- _EXTRACTED DATA_
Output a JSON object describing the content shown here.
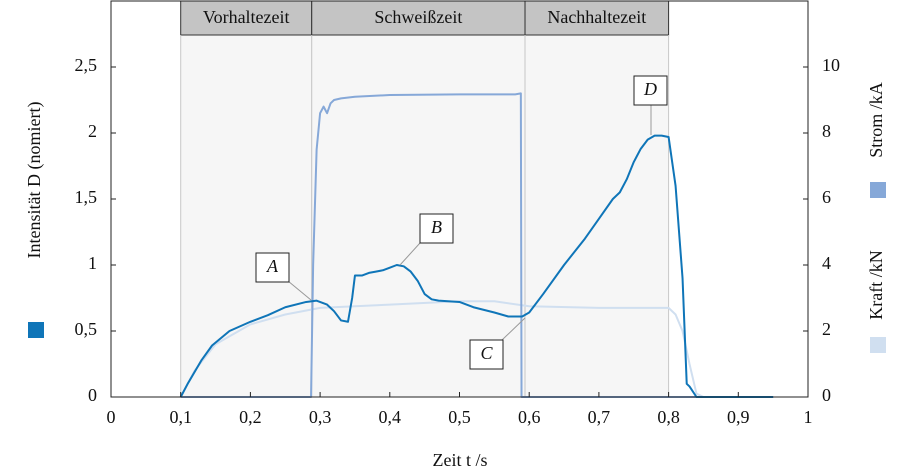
{
  "chart_data": {
    "type": "line",
    "xlabel": "Zeit t /s",
    "xlim": [
      0,
      1
    ],
    "xticks": [
      0,
      {
        "value": 0.1,
        "label": "0,1"
      },
      {
        "value": 0.2,
        "label": "0,2"
      },
      {
        "value": 0.3,
        "label": "0,3"
      },
      {
        "value": 0.4,
        "label": "0,4"
      },
      {
        "value": 0.5,
        "label": "0,5"
      },
      {
        "value": 0.6,
        "label": "0,6"
      },
      {
        "value": 0.7,
        "label": "0,7"
      },
      {
        "value": 0.8,
        "label": "0,8"
      },
      {
        "value": 0.9,
        "label": "0,9"
      },
      1
    ],
    "ylim": [
      0,
      3
    ],
    "yticks": [
      0,
      {
        "value": 0.5,
        "label": "0,5"
      },
      1,
      {
        "value": 1.5,
        "label": "1,5"
      },
      2,
      {
        "value": 2.5,
        "label": "2,5"
      }
    ],
    "y2lim": [
      0,
      12
    ],
    "y2ticks": [
      0,
      2,
      4,
      6,
      8,
      10
    ],
    "grid": false,
    "phases": [
      {
        "label": "Vorhaltezeit",
        "start": 0.1,
        "end": 0.288
      },
      {
        "label": "Schweißzeit",
        "start": 0.288,
        "end": 0.594
      },
      {
        "label": "Nachhaltezeit",
        "start": 0.594,
        "end": 0.8
      }
    ],
    "annotations": [
      "A",
      "B",
      "C",
      "D"
    ],
    "series": [
      {
        "name": "Intensität D (nomiert)",
        "color": "#0f75b8",
        "axis": "y",
        "x": [
          0.1,
          0.11,
          0.13,
          0.145,
          0.17,
          0.2,
          0.225,
          0.25,
          0.28,
          0.295,
          0.31,
          0.32,
          0.33,
          0.34,
          0.346,
          0.35,
          0.36,
          0.37,
          0.38,
          0.39,
          0.4,
          0.41,
          0.42,
          0.43,
          0.44,
          0.45,
          0.46,
          0.47,
          0.5,
          0.52,
          0.55,
          0.57,
          0.59,
          0.6,
          0.62,
          0.65,
          0.68,
          0.7,
          0.72,
          0.73,
          0.74,
          0.75,
          0.76,
          0.77,
          0.78,
          0.79,
          0.8,
          0.81,
          0.82,
          0.826,
          0.83,
          0.84,
          0.95
        ],
        "values": [
          0,
          0.1,
          0.28,
          0.39,
          0.5,
          0.57,
          0.62,
          0.68,
          0.72,
          0.73,
          0.7,
          0.65,
          0.58,
          0.57,
          0.75,
          0.92,
          0.92,
          0.94,
          0.95,
          0.96,
          0.98,
          1.0,
          0.99,
          0.95,
          0.88,
          0.78,
          0.74,
          0.73,
          0.72,
          0.68,
          0.64,
          0.61,
          0.61,
          0.64,
          0.78,
          1.0,
          1.2,
          1.35,
          1.5,
          1.55,
          1.65,
          1.78,
          1.88,
          1.95,
          1.98,
          1.98,
          1.97,
          1.6,
          0.9,
          0.1,
          0.08,
          0,
          0
        ]
      },
      {
        "name": "Strom /kA",
        "color": "#86a8d8",
        "axis": "y2",
        "x": [
          0.1,
          0.287,
          0.29,
          0.295,
          0.3,
          0.305,
          0.31,
          0.315,
          0.32,
          0.33,
          0.35,
          0.4,
          0.5,
          0.58,
          0.588,
          0.589,
          0.95
        ],
        "values": [
          0,
          0,
          4,
          7.5,
          8.6,
          8.8,
          8.6,
          8.9,
          9.0,
          9.05,
          9.1,
          9.15,
          9.17,
          9.17,
          9.2,
          0,
          0
        ]
      },
      {
        "name": "Kraft /kN",
        "color": "#d0dff0",
        "axis": "y2",
        "x": [
          0.1,
          0.12,
          0.15,
          0.2,
          0.25,
          0.3,
          0.4,
          0.5,
          0.55,
          0.6,
          0.7,
          0.8,
          0.81,
          0.82,
          0.83,
          0.84,
          0.85,
          0.95
        ],
        "values": [
          0,
          0.8,
          1.6,
          2.2,
          2.5,
          2.7,
          2.8,
          2.9,
          2.9,
          2.75,
          2.7,
          2.7,
          2.5,
          2.0,
          1.0,
          0.1,
          0,
          0
        ]
      }
    ]
  }
}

- _WHAT YOU SHOULD DO_
Your task is to repeat the data above exactly while excluding the pictures.

- _TASK RESPONSE_
Output a JSON object describing the content shown here.
{
  "chart_data": {
    "type": "line",
    "xlabel": "Zeit t /s",
    "xlim": [
      0,
      1
    ],
    "xticks": [
      0,
      {
        "value": 0.1,
        "label": "0,1"
      },
      {
        "value": 0.2,
        "label": "0,2"
      },
      {
        "value": 0.3,
        "label": "0,3"
      },
      {
        "value": 0.4,
        "label": "0,4"
      },
      {
        "value": 0.5,
        "label": "0,5"
      },
      {
        "value": 0.6,
        "label": "0,6"
      },
      {
        "value": 0.7,
        "label": "0,7"
      },
      {
        "value": 0.8,
        "label": "0,8"
      },
      {
        "value": 0.9,
        "label": "0,9"
      },
      1
    ],
    "ylim": [
      0,
      3
    ],
    "yticks": [
      0,
      {
        "value": 0.5,
        "label": "0,5"
      },
      1,
      {
        "value": 1.5,
        "label": "1,5"
      },
      2,
      {
        "value": 2.5,
        "label": "2,5"
      }
    ],
    "y2lim": [
      0,
      12
    ],
    "y2ticks": [
      0,
      2,
      4,
      6,
      8,
      10
    ],
    "grid": false,
    "phases": [
      {
        "label": "Vorhaltezeit",
        "start": 0.1,
        "end": 0.288
      },
      {
        "label": "Schweißzeit",
        "start": 0.288,
        "end": 0.594
      },
      {
        "label": "Nachhaltezeit",
        "start": 0.594,
        "end": 0.8
      }
    ],
    "annotations": [
      "A",
      "B",
      "C",
      "D"
    ],
    "series": [
      {
        "name": "Intensität D (nomiert)",
        "color": "#0f75b8",
        "axis": "y",
        "x": [
          0.1,
          0.11,
          0.13,
          0.145,
          0.17,
          0.2,
          0.225,
          0.25,
          0.28,
          0.295,
          0.31,
          0.32,
          0.33,
          0.34,
          0.346,
          0.35,
          0.36,
          0.37,
          0.38,
          0.39,
          0.4,
          0.41,
          0.42,
          0.43,
          0.44,
          0.45,
          0.46,
          0.47,
          0.5,
          0.52,
          0.55,
          0.57,
          0.59,
          0.6,
          0.62,
          0.65,
          0.68,
          0.7,
          0.72,
          0.73,
          0.74,
          0.75,
          0.76,
          0.77,
          0.78,
          0.79,
          0.8,
          0.81,
          0.82,
          0.826,
          0.83,
          0.84,
          0.95
        ],
        "values": [
          0,
          0.1,
          0.28,
          0.39,
          0.5,
          0.57,
          0.62,
          0.68,
          0.72,
          0.73,
          0.7,
          0.65,
          0.58,
          0.57,
          0.75,
          0.92,
          0.92,
          0.94,
          0.95,
          0.96,
          0.98,
          1.0,
          0.99,
          0.95,
          0.88,
          0.78,
          0.74,
          0.73,
          0.72,
          0.68,
          0.64,
          0.61,
          0.61,
          0.64,
          0.78,
          1.0,
          1.2,
          1.35,
          1.5,
          1.55,
          1.65,
          1.78,
          1.88,
          1.95,
          1.98,
          1.98,
          1.97,
          1.6,
          0.9,
          0.1,
          0.08,
          0,
          0
        ]
      },
      {
        "name": "Strom /kA",
        "color": "#86a8d8",
        "axis": "y2",
        "x": [
          0.1,
          0.287,
          0.29,
          0.295,
          0.3,
          0.305,
          0.31,
          0.315,
          0.32,
          0.33,
          0.35,
          0.4,
          0.5,
          0.58,
          0.588,
          0.589,
          0.95
        ],
        "values": [
          0,
          0,
          4,
          7.5,
          8.6,
          8.8,
          8.6,
          8.9,
          9.0,
          9.05,
          9.1,
          9.15,
          9.17,
          9.17,
          9.2,
          0,
          0
        ]
      },
      {
        "name": "Kraft /kN",
        "color": "#d0dff0",
        "axis": "y2",
        "x": [
          0.1,
          0.12,
          0.15,
          0.2,
          0.25,
          0.3,
          0.4,
          0.5,
          0.55,
          0.6,
          0.7,
          0.8,
          0.81,
          0.82,
          0.83,
          0.84,
          0.85,
          0.95
        ],
        "values": [
          0,
          0.8,
          1.6,
          2.2,
          2.5,
          2.7,
          2.8,
          2.9,
          2.9,
          2.75,
          2.7,
          2.7,
          2.5,
          2.0,
          1.0,
          0.1,
          0,
          0
        ]
      }
    ]
  }
}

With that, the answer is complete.